:: Provided records ::

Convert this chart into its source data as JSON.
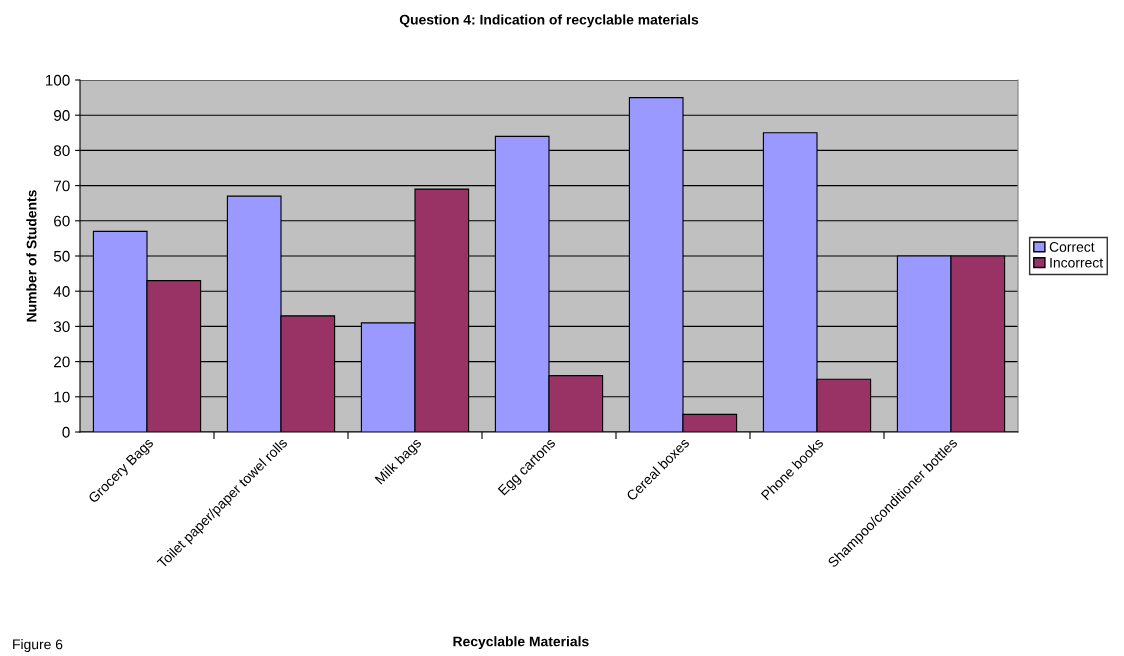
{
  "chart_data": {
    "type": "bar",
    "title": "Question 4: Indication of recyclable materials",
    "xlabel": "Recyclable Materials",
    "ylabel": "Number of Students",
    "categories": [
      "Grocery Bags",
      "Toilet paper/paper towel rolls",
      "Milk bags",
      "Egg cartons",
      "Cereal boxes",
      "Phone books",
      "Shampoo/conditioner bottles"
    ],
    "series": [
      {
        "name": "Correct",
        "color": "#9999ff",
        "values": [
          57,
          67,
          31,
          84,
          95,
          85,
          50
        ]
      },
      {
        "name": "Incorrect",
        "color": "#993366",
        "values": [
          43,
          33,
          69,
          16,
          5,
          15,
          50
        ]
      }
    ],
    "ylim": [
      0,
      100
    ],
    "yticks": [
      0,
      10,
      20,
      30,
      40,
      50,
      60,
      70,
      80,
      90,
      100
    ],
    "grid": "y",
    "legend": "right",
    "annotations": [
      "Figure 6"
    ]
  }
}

:: The task ::
With the pictures omitted, reproduce the records in full and exactly.

:: Full output ::
Convert this chart into its source data as JSON.
{
  "chart_data": {
    "type": "bar",
    "title": "Question 4: Indication of recyclable materials",
    "xlabel": "Recyclable Materials",
    "ylabel": "Number of Students",
    "categories": [
      "Grocery Bags",
      "Toilet paper/paper towel rolls",
      "Milk bags",
      "Egg cartons",
      "Cereal boxes",
      "Phone books",
      "Shampoo/conditioner bottles"
    ],
    "series": [
      {
        "name": "Correct",
        "color": "#9999ff",
        "values": [
          57,
          67,
          31,
          84,
          95,
          85,
          50
        ]
      },
      {
        "name": "Incorrect",
        "color": "#993366",
        "values": [
          43,
          33,
          69,
          16,
          5,
          15,
          50
        ]
      }
    ],
    "ylim": [
      0,
      100
    ],
    "yticks": [
      0,
      10,
      20,
      30,
      40,
      50,
      60,
      70,
      80,
      90,
      100
    ],
    "grid": "y",
    "legend": "right",
    "annotations": [
      "Figure 6"
    ]
  }
}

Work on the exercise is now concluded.